#### AIM:
Here are records with pictures in them. Copy all of them exactly and leave the pictures out.

# # #

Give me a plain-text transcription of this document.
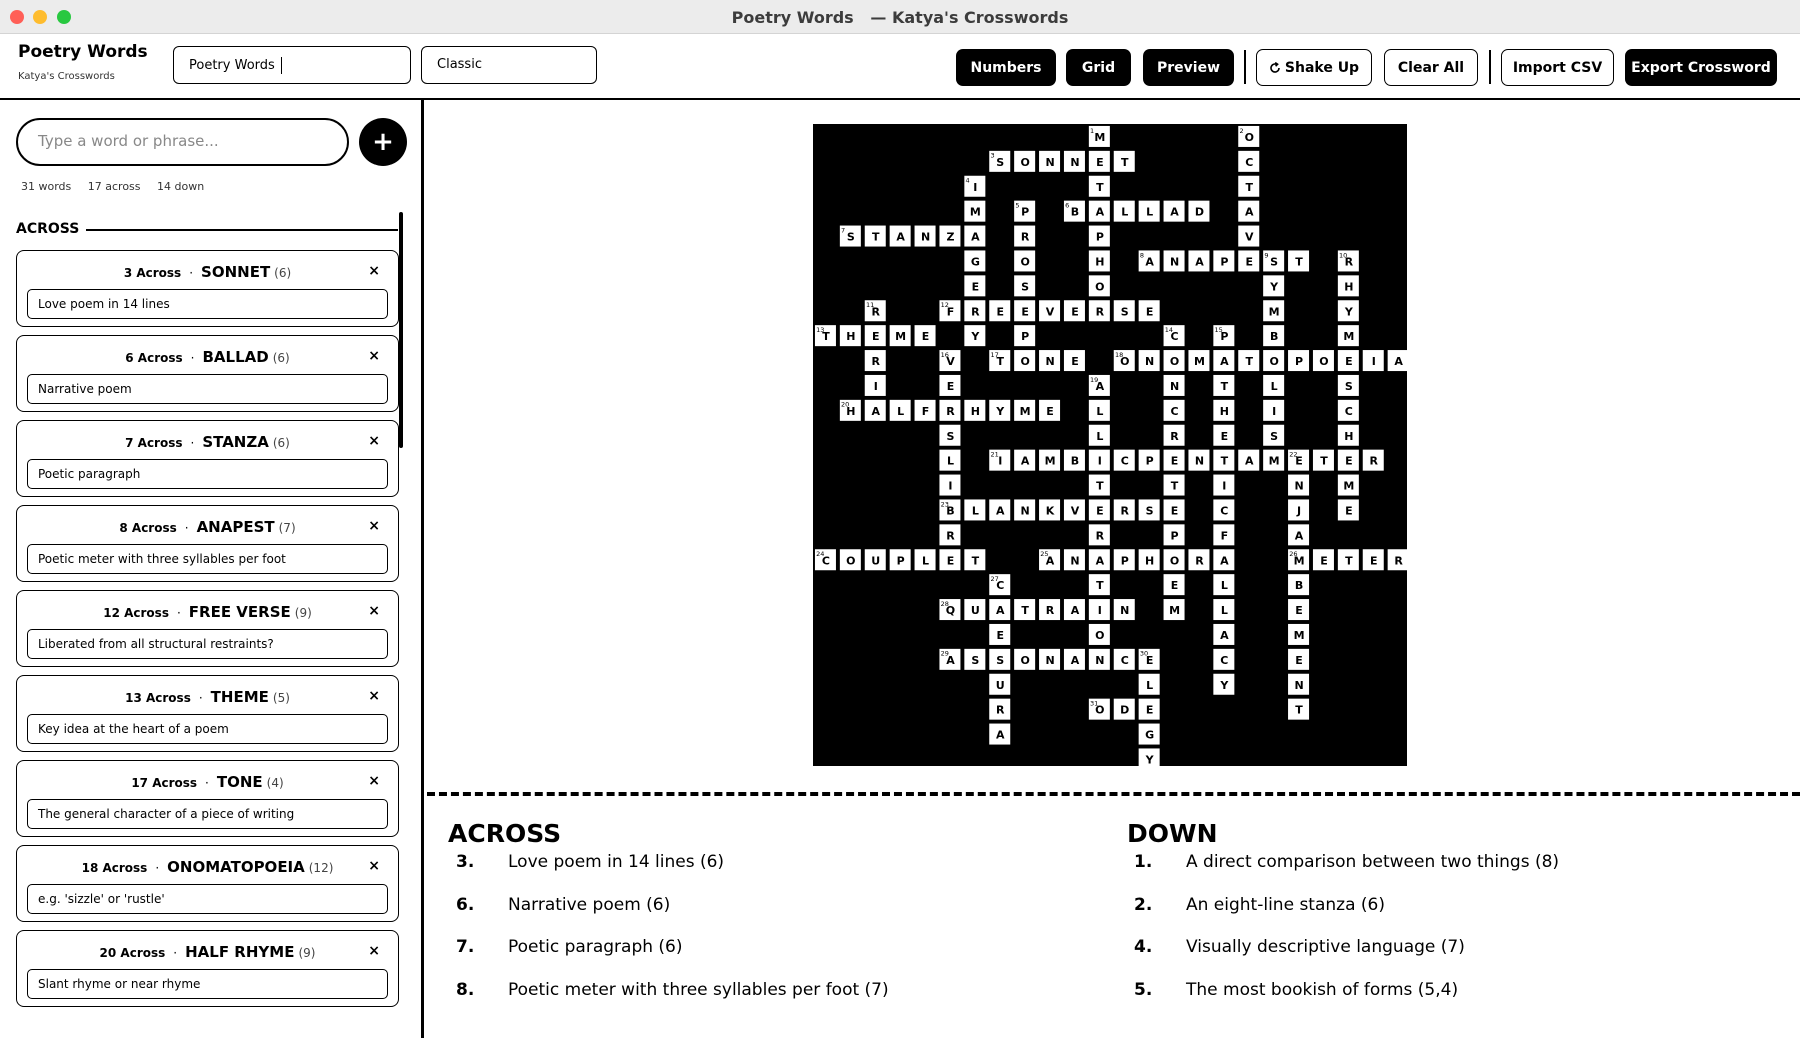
Poetry Words   — Katya's Crosswords
Poetry Words
Katya's Crosswords
Poetry Words	Classic	Numbers	Grid	Preview	Shake Up	Clear All	Import CSV Export Crossword
Type a word or phrase...	+
31 words 17 across 14 down
ACROSS
3 Across · SONNET (6)	×
Love poem in 14 lines
6 Across · BALLAD (6)	×
Narrative poem
7 Across · STANZA (6)	×
Poetic paragraph
8 Across · ANAPEST (7)	×
Poetic meter with three syllables per foot
12 Across · FREE VERSE (9)	×
Liberated from all structural restraints?
13 Across · THEME (5)	×
Key idea at the heart of a poem
17 Across · TONE (4)	×
The general character of a piece of writing
18 Across · ONOMATOPOEIA (12)	×
e.g. 'sizzle' or 'rustle'
20 Across · HALF RHYME (9)	×
Slant rhyme or near rhyme
S
3
O N N E T
B
6
A L L A D
S
7
T A N Z A
A
8
N A P E S
9
T
F
12
R E E V E R S E
T
13
H E M E
T
17
O N E	O
18
N O M A T O P O E I A
H
20
A L F R H Y M E
I
21
A M B I C P E N T A M E
22
T E R
B
23
L A N K V E R S E
C
24
O U P L E T	A
25
N A P H O R A	M
26
E T E R
Q
28
U A T R A I N
A
29
S S O N A N C E
30
O
31
D E
M
1
T
P
H
O
O
2
C
T
A
V
I
4
M
G
E
Y
P
5
R
O
S	Y
M
B
L
I
S
R
10
H
Y
M
S
C
H
M
E
R
11
R
I
C
14
N
C
R
T
P
15
T
H
E
I
C
F
L
L
A
C
Y
V
16
E
S
L
I
R
P
A
19
L
L
T
R
T
O
N
J
A
B
E
M
E
N
T
P
E
M
C
27
E
U
R
A
L
G
Y
ACROSS	DOWN
3.	Love poem in 14 lines (6)
6.	Narrative poem (6)
7.	Poetic paragraph (6)
8.	Poetic meter with three syllables per foot (7)
1.	A direct comparison between two things (8)
2.	An eight-line stanza (6)
4.	Visually descriptive language (7)
5.	The most bookish of forms (5,4)
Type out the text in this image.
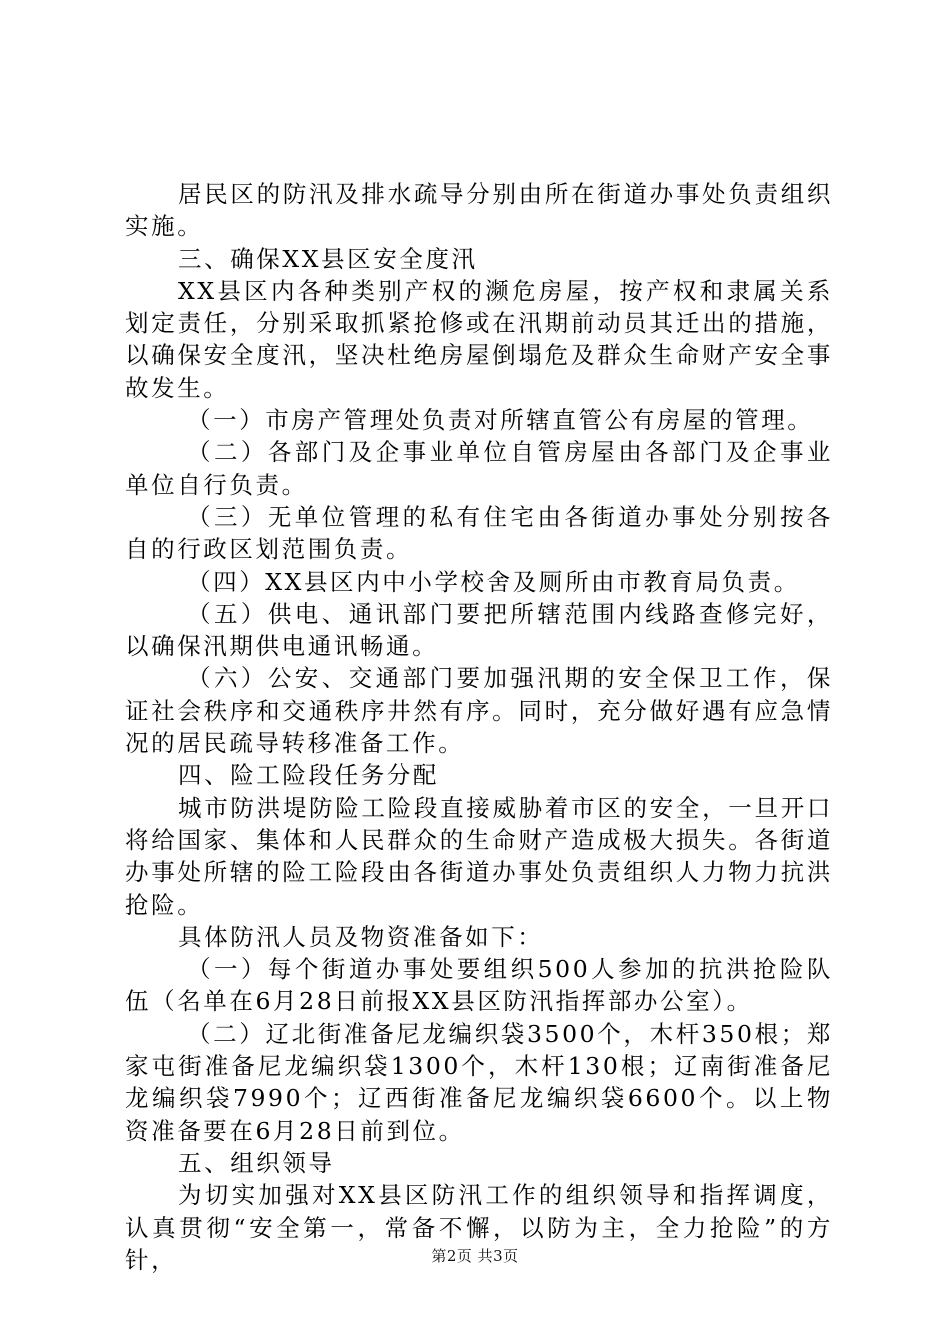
居民区的防汛及排水疏导分别由所在街道办事处负责组织实施。

三、确保XX县区安全度汛

XX县区内各种类别产权的濒危房屋，按产权和隶属关系划定责任，分别采取抓紧抢修或在汛期前动员其迁出的措施，以确保安全度汛，坚决杜绝房屋倒塌危及群众生命财产安全事故发生。

（一）市房产管理处负责对所辖直管公有房屋的管理。

（二）各部门及企事业单位自管房屋由各部门及企事业单位自行负责。

（三）无单位管理的私有住宅由各街道办事处分别按各自的行政区划范围负责。

（四）XX县区内中小学校舍及厕所由市教育局负责。

（五）供电、通讯部门要把所辖范围内线路查修完好，以确保汛期供电通讯畅通。

（六）公安、交通部门要加强汛期的安全保卫工作，保证社会秩序和交通秩序井然有序。同时，充分做好遇有应急情况的居民疏导转移准备工作。

四、险工险段任务分配

城市防洪堤防险工险段直接威胁着市区的安全，一旦开口将给国家、集体和人民群众的生命财产造成极大损失。各街道办事处所辖的险工险段由各街道办事处负责组织人力物力抗洪抢险。

具体防汛人员及物资准备如下：

（一）每个街道办事处要组织500人参加的抗洪抢险队伍（名单在6月28日前报XX县区防汛指挥部办公室）。

（二）辽北街准备尼龙编织袋3500个，木杆350根；郑家屯街准备尼龙编织袋1300个，木杆130根；辽南街准备尼龙编织袋7990个；辽西街准备尼龙编织袋6600个。以上物资准备要在6月28日前到位。

五、组织领导

为切实加强对XX县区防汛工作的组织领导和指挥调度，认真贯彻“安全第一，常备不懈，以防为主，全力抢险”的方针，	第2页 共3页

# # #

#### EXERCISE SOLUTION:
Give me a plain-text transcription of this document.
Poetry Words   — Katya's Crosswords
Poetry Words
Katya's Crosswords
Poetry Words	Classic	Numbers	Grid	Preview	Shake Up	Clear All	Import CSV Export Crossword
Type a word or phrase...	+
31 words 17 across 14 down
ACROSS
3 Across · SONNET (6)	×
Love poem in 14 lines
6 Across · BALLAD (6)	×
Narrative poem
7 Across · STANZA (6)	×
Poetic paragraph
8 Across · ANAPEST (7)	×
Poetic meter with three syllables per foot
12 Across · FREE VERSE (9)	×
Liberated from all structural restraints?
13 Across · THEME (5)	×
Key idea at the heart of a poem
17 Across · TONE (4)	×
The general character of a piece of writing
18 Across · ONOMATOPOEIA (12)	×
e.g. 'sizzle' or 'rustle'
20 Across · HALF RHYME (9)	×
Slant rhyme or near rhyme
S
3
O N N E T
B
6
A L L A D
S
7
T A N Z A
A
8
N A P E S
9
T
F
12
R E E V E R S E
T
13
H E M E
T
17
O N E	O
18
N O M A T O P O E I A
H
20
A L F R H Y M E
I
21
A M B I C P E N T A M E
22
T E R
B
23
L A N K V E R S E
C
24
O U P L E T	A
25
N A P H O R A	M
26
E T E R
Q
28
U A T R A I N
A
29
S S O N A N C E
30
O
31
D E
M
1
T
P
H
O
O
2
C
T
A
V
I
4
M
G
E
Y
P
5
R
O
S	Y
M
B
L
I
S
R
10
H
Y
M
S
C
H
M
E
R
11
R
I
C
14
N
C
R
T
P
15
T
H
E
I
C
F
L
L
A
C
Y
V
16
E
S
L
I
R
P
A
19
L
L
T
R
T
O
N
J
A
B
E
M
E
N
T
P
E
M
C
27
E
U
R
A
L
G
Y
ACROSS	DOWN
3.	Love poem in 14 lines (6)
6.	Narrative poem (6)
7.	Poetic paragraph (6)
8.	Poetic meter with three syllables per foot (7)
1.	A direct comparison between two things (8)
2.	An eight-line stanza (6)
4.	Visually descriptive language (7)
5.	The most bookish of forms (5,4)
Type out the text in this image.
居民区的防汛及排水疏导分别由所在街道办事处负责组织实施。

三、确保XX县区安全度汛

XX县区内各种类别产权的濒危房屋，按产权和隶属关系划定责任，分别采取抓紧抢修或在汛期前动员其迁出的措施，以确保安全度汛，坚决杜绝房屋倒塌危及群众生命财产安全事故发生。

（一）市房产管理处负责对所辖直管公有房屋的管理。

（二）各部门及企事业单位自管房屋由各部门及企事业单位自行负责。

（三）无单位管理的私有住宅由各街道办事处分别按各自的行政区划范围负责。

（四）XX县区内中小学校舍及厕所由市教育局负责。

（五）供电、通讯部门要把所辖范围内线路查修完好，以确保汛期供电通讯畅通。

（六）公安、交通部门要加强汛期的安全保卫工作，保证社会秩序和交通秩序井然有序。同时，充分做好遇有应急情况的居民疏导转移准备工作。

四、险工险段任务分配

城市防洪堤防险工险段直接威胁着市区的安全，一旦开口将给国家、集体和人民群众的生命财产造成极大损失。各街道办事处所辖的险工险段由各街道办事处负责组织人力物力抗洪抢险。

具体防汛人员及物资准备如下：

（一）每个街道办事处要组织500人参加的抗洪抢险队伍（名单在6月28日前报XX县区防汛指挥部办公室）。

（二）辽北街准备尼龙编织袋3500个，木杆350根；郑家屯街准备尼龙编织袋1300个，木杆130根；辽南街准备尼龙编织袋7990个；辽西街准备尼龙编织袋6600个。以上物资准备要在6月28日前到位。

五、组织领导

为切实加强对XX县区防汛工作的组织领导和指挥调度，认真贯彻“安全第一，常备不懈，以防为主，全力抢险”的方针，	第2页 共3页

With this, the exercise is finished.